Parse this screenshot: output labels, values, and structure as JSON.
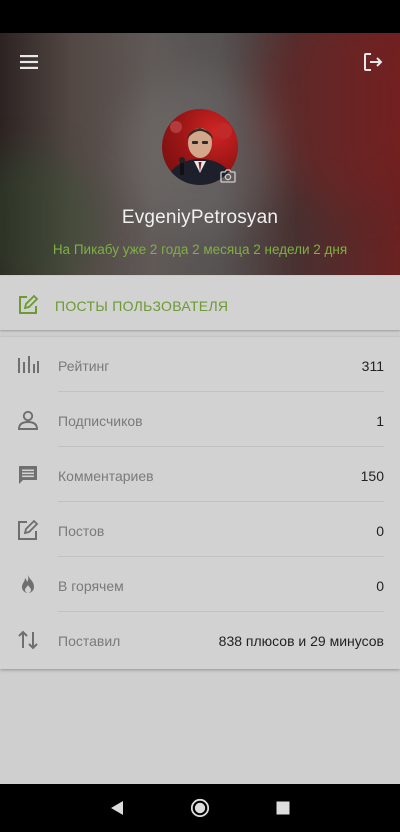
{
  "profile": {
    "username": "EvgeniyPetrosyan",
    "since": "На Пикабу уже 2 года 2 месяца 2 недели 2 дня"
  },
  "posts_button": {
    "label": "ПОСТЫ ПОЛЬЗОВАТЕЛЯ"
  },
  "stats": [
    {
      "label": "Рейтинг",
      "value": "311",
      "icon": "bar-chart-icon"
    },
    {
      "label": "Подписчиков",
      "value": "1",
      "icon": "person-icon"
    },
    {
      "label": "Комментариев",
      "value": "150",
      "icon": "comment-icon"
    },
    {
      "label": "Постов",
      "value": "0",
      "icon": "edit-icon"
    },
    {
      "label": "В горячем",
      "value": "0",
      "icon": "flame-icon"
    },
    {
      "label": "Поставил",
      "value": "838 плюсов и 29 минусов",
      "icon": "swap-vertical-icon"
    }
  ],
  "colors": {
    "accent": "#6c9a33",
    "since_text": "#7fb043",
    "panel_bg": "#d2d2d2"
  }
}
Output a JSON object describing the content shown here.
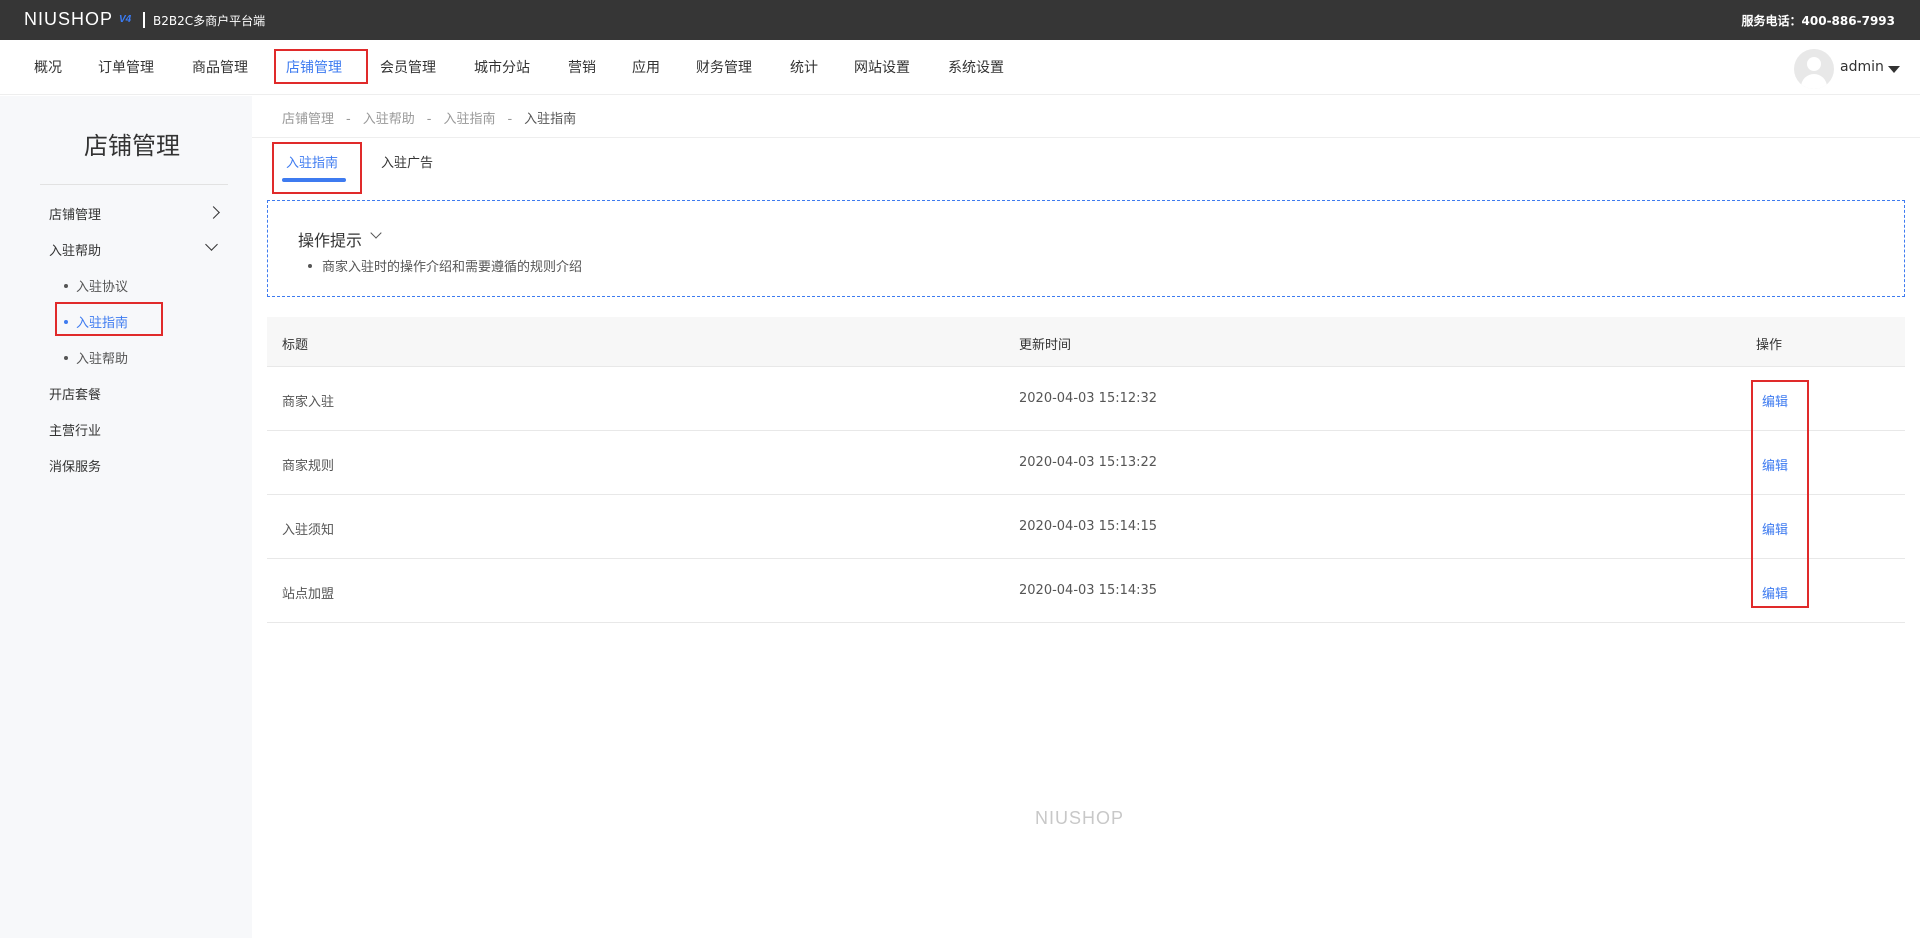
{
  "topbar": {
    "logo": "NIUSHOP",
    "logo_version": "V4",
    "subtitle": "B2B2C多商户平台端",
    "service_phone": "服务电话：400-886-7993"
  },
  "nav": {
    "items": [
      "概况",
      "订单管理",
      "商品管理",
      "店铺管理",
      "会员管理",
      "城市分站",
      "营销",
      "应用",
      "财务管理",
      "统计",
      "网站设置",
      "系统设置"
    ],
    "active": "店铺管理",
    "user": "admin"
  },
  "sidebar": {
    "title": "店铺管理",
    "items": {
      "store_manage": "店铺管理",
      "join_help": "入驻帮助",
      "join_agreement": "入驻协议",
      "join_guide": "入驻指南",
      "join_help_sub": "入驻帮助",
      "packages": "开店套餐",
      "industry": "主营行业",
      "guarantee": "消保服务"
    }
  },
  "breadcrumb": [
    "店铺管理",
    "-",
    "入驻帮助",
    "-",
    "入驻指南",
    "-",
    "入驻指南"
  ],
  "tabs": [
    "入驻指南",
    "入驻广告"
  ],
  "tips": {
    "title": "操作提示",
    "items": [
      "商家入驻时的操作介绍和需要遵循的规则介绍"
    ]
  },
  "table": {
    "headers": [
      "标题",
      "更新时间",
      "操作"
    ],
    "rows": [
      {
        "title": "商家入驻",
        "time": "2020-04-03 15:12:32",
        "action": "编辑"
      },
      {
        "title": "商家规则",
        "time": "2020-04-03 15:13:22",
        "action": "编辑"
      },
      {
        "title": "入驻须知",
        "time": "2020-04-03 15:14:15",
        "action": "编辑"
      },
      {
        "title": "站点加盟",
        "time": "2020-04-03 15:14:35",
        "action": "编辑"
      }
    ]
  },
  "footer": {
    "logo": "NIUSHOP"
  },
  "colors": {
    "accent": "#3e7bf0",
    "highlight": "#e02a2a",
    "topbar": "#363636"
  }
}
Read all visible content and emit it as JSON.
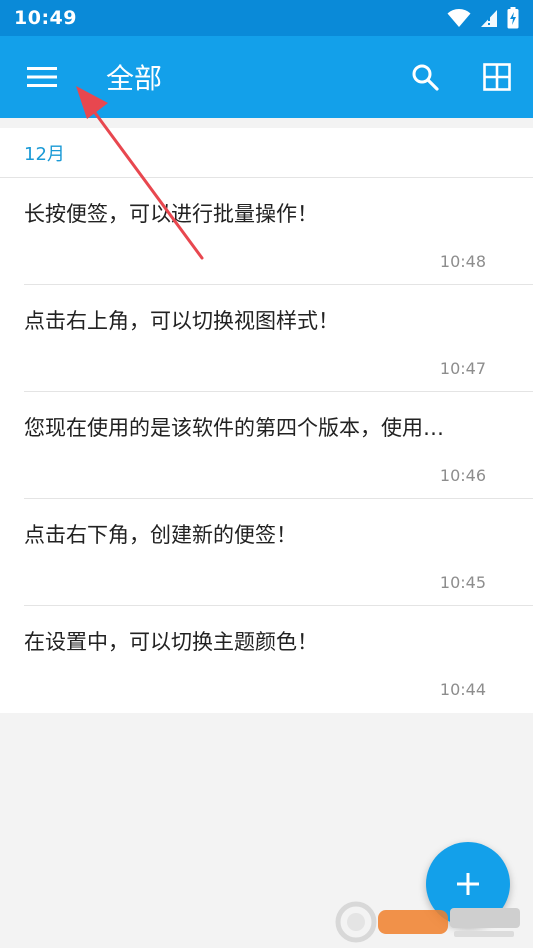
{
  "status_bar": {
    "time": "10:49",
    "icons": [
      "wifi-icon",
      "signal-icon",
      "battery-charging-icon"
    ]
  },
  "app_bar": {
    "title": "全部",
    "left_icon": "hamburger-menu-icon",
    "right_icons": [
      "search-icon",
      "grid-view-icon"
    ]
  },
  "list": {
    "month_header": "12月",
    "notes": [
      {
        "text": "长按便签，可以进行批量操作！",
        "time": "10:48"
      },
      {
        "text": "点击右上角，可以切换视图样式！",
        "time": "10:47"
      },
      {
        "text": "您现在使用的是该软件的第四个版本，使用…",
        "time": "10:46"
      },
      {
        "text": "点击右下角，创建新的便签！",
        "time": "10:45"
      },
      {
        "text": "在设置中，可以切换主题颜色！",
        "time": "10:44"
      }
    ]
  },
  "fab": {
    "icon": "plus-icon"
  },
  "colors": {
    "status_bar": "#0a8ad8",
    "app_bar": "#13a0ea",
    "month_text": "#1a9ad6",
    "annotation_arrow": "#e8474f"
  }
}
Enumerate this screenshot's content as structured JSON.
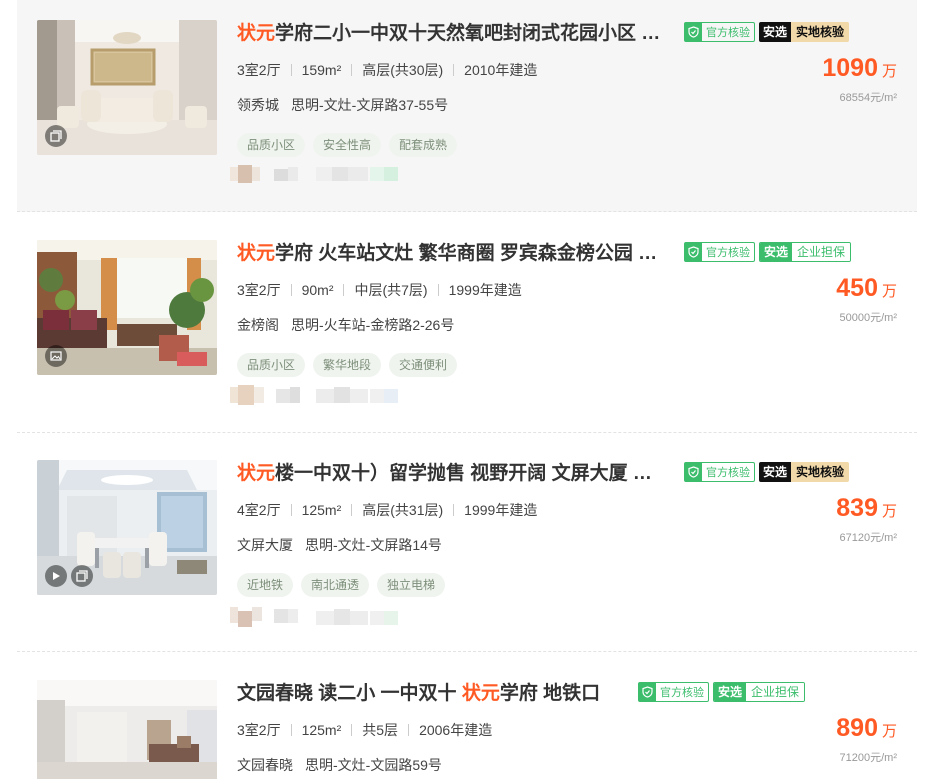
{
  "listings": [
    {
      "title_keyword": "状元",
      "title_rest": "学府二小一中双十天然氧吧封闭式花园小区 业主诚心出售",
      "badges": {
        "official": "官方核验",
        "anxuan": "安选",
        "verify": "实地核验"
      },
      "layout": "3室2厅",
      "area": "159m²",
      "floor": "高层(共30层)",
      "year": "2010年建造",
      "community": "领秀城",
      "district": "思明-文灶-文屏路37-55号",
      "tags": [
        "品质小区",
        "安全性高",
        "配套成熟"
      ],
      "price": "1090",
      "price_unit": "万",
      "unit_price": "68554元/m²",
      "thumb_icon": "album-icon"
    },
    {
      "title_keyword": "状元",
      "title_rest": "学府 火车站文灶 繁华商圈 罗宾森金榜公园 业主自住",
      "badges": {
        "official": "官方核验",
        "anxuan": "安选",
        "verify": "企业担保"
      },
      "layout": "3室2厅",
      "area": "90m²",
      "floor": "中层(共7层)",
      "year": "1999年建造",
      "community": "金榜阁",
      "district": "思明-火车站-金榜路2-26号",
      "tags": [
        "品质小区",
        "繁华地段",
        "交通便利"
      ],
      "price": "450",
      "price_unit": "万",
      "unit_price": "50000元/m²",
      "thumb_icon": "image-icon"
    },
    {
      "title_keyword": "状元",
      "title_rest": "楼一中双十）留学抛售 视野开阔 文屏大厦 精装修",
      "badges": {
        "official": "官方核验",
        "anxuan": "安选",
        "verify": "实地核验"
      },
      "layout": "4室2厅",
      "area": "125m²",
      "floor": "高层(共31层)",
      "year": "1999年建造",
      "community": "文屏大厦",
      "district": "思明-文灶-文屏路14号",
      "tags": [
        "近地铁",
        "南北通透",
        "独立电梯"
      ],
      "price": "839",
      "price_unit": "万",
      "unit_price": "67120元/m²",
      "thumb_icon": "video-icon"
    },
    {
      "title_pre": "文园春晓 读二小 一中双十 ",
      "title_keyword": "状元",
      "title_rest": "学府 地铁口",
      "badges": {
        "official": "官方核验",
        "anxuan": "安选",
        "verify": "企业担保"
      },
      "layout": "3室2厅",
      "area": "125m²",
      "floor": "共5层",
      "year": "2006年建造",
      "community": "文园春晓",
      "district": "思明-文灶-文园路59号",
      "price": "890",
      "price_unit": "万",
      "unit_price": "71200元/m²"
    }
  ],
  "colors": {
    "accent": "#ff5a24",
    "green": "#3bbd6c",
    "gold": "#f1d9aa"
  }
}
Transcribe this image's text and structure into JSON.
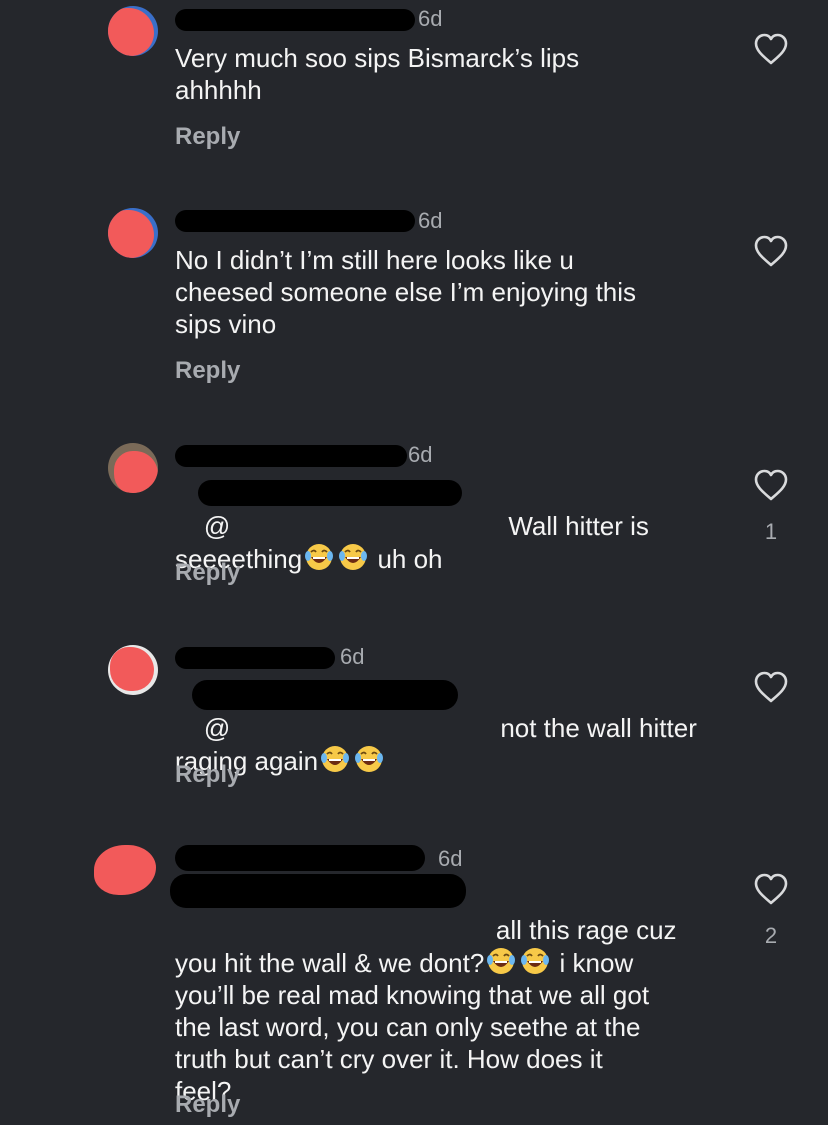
{
  "comments": [
    {
      "time": "6d",
      "text": "Very much soo sips Bismarck’s lips\nahhhhh",
      "reply_label": "Reply",
      "like_count": ""
    },
    {
      "time": "6d",
      "text": "No I didn’t I’m still here looks like u\ncheesed someone else I’m enjoying this\nsips vino",
      "reply_label": "Reply",
      "like_count": ""
    },
    {
      "time": "6d",
      "mention_prefix": "@",
      "text_line1": "Wall hitter is",
      "text_line2a": "seeeething",
      "text_line2b": " uh oh",
      "reply_label": "Reply",
      "like_count": "1"
    },
    {
      "time": "6d",
      "mention_prefix": "@",
      "text_line1": "not the wall hitter",
      "text_line2a": "raging again",
      "reply_label": "Reply",
      "like_count": ""
    },
    {
      "time": "6d",
      "text_line1": "all this rage cuz",
      "text_line2a": "you hit the wall & we dont?",
      "text_line2b": " i know",
      "text_rest": "you’ll be real mad knowing that we all got\nthe last word, you can only seethe at the\ntruth but can’t cry over it. How does it\nfeel?",
      "reply_label": "Reply",
      "like_count": "2"
    }
  ],
  "icons": {
    "heart": "heart-outline-icon",
    "emoji": "face-with-tears-of-joy-icon"
  },
  "colors": {
    "background": "#25272c",
    "text": "#f4f4f4",
    "muted": "#a8abb0"
  }
}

##########

**Written request:** Report how many lines of the records above contain the word "JSON", and give only that number.

**Response:** 5